YOUR TASK: Output each entry that follows exactly. Images stay out.

RECORDS FOR PROCESSING:
Segment Open

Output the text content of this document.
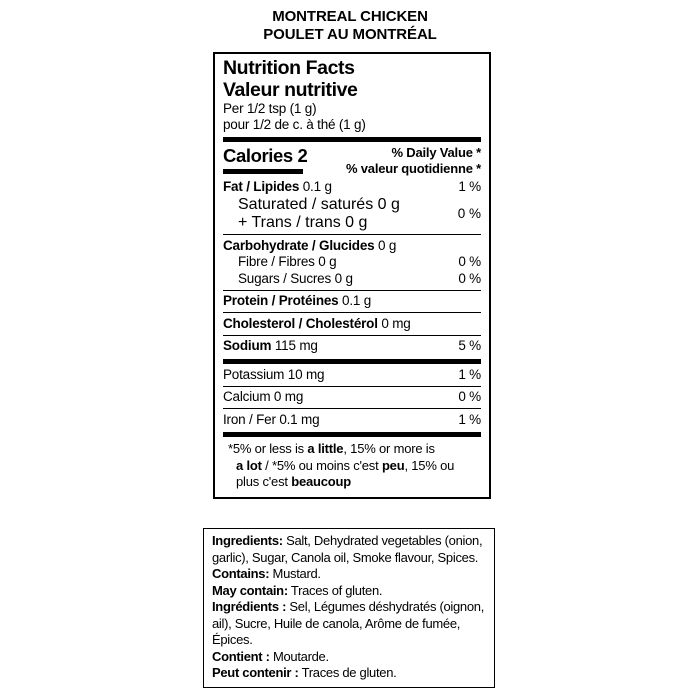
MONTREAL CHICKEN
POULET AU MONTRÉAL
Nutrition Facts
Valeur nutritive
Per 1/2 tsp (1 g)
pour 1/2 de c. à thé (1 g)
Calories 2	% Daily Value *
% valeur quotidienne *
Fat / Lipides 0.1 g	1 %
Saturated / saturés 0 g
+ Trans / trans 0 g	0 %
Carbohydrate / Glucides 0 g
Fibre / Fibres 0 g	0 %
Sugars / Sucres 0 g	0 %
Protein / Protéines 0.1 g
Cholesterol / Cholestérol 0 mg
Sodium 115 mg	5 %
Potassium 10 mg	1 %
Calcium 0 mg	0 %
Iron / Fer 0.1 mg	1 %
*5% or less is a little, 15% or more is
a lot / *5% ou moins c'est peu, 15% ou
plus c'est beaucoup

Ingredients: Salt, Dehydrated vegetables (onion, garlic), Sugar, Canola oil, Smoke flavour, Spices.

Contains: Mustard.

May contain: Traces of gluten.

Ingrédients : Sel, Légumes déshydratés (oignon, ail), Sucre, Huile de canola, Arôme de fumée, Épices.

Contient : Moutarde.

Peut contenir : Traces de gluten.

Segment Closed

SOLUTION FOR THIS TASK:
Output the text content of this document.
MONTREAL CHICKEN
POULET AU MONTRÉAL
Nutrition Facts
Valeur nutritive
Per 1/2 tsp (1 g)
pour 1/2 de c. à thé (1 g)
Calories 2	% Daily Value *
% valeur quotidienne *
Fat / Lipides 0.1 g	1 %
Saturated / saturés 0 g
+ Trans / trans 0 g	0 %
Carbohydrate / Glucides 0 g
Fibre / Fibres 0 g	0 %
Sugars / Sucres 0 g	0 %
Protein / Protéines 0.1 g
Cholesterol / Cholestérol 0 mg
Sodium 115 mg	5 %
Potassium 10 mg	1 %
Calcium 0 mg	0 %
Iron / Fer 0.1 mg	1 %
*5% or less is a little, 15% or more is
a lot / *5% ou moins c'est peu, 15% ou
plus c'est beaucoup

Ingredients: Salt, Dehydrated vegetables (onion, garlic), Sugar, Canola oil, Smoke flavour, Spices.

Contains: Mustard.

May contain: Traces of gluten.

Ingrédients : Sel, Légumes déshydratés (oignon, ail), Sucre, Huile de canola, Arôme de fumée, Épices.

Contient : Moutarde.

Peut contenir : Traces de gluten.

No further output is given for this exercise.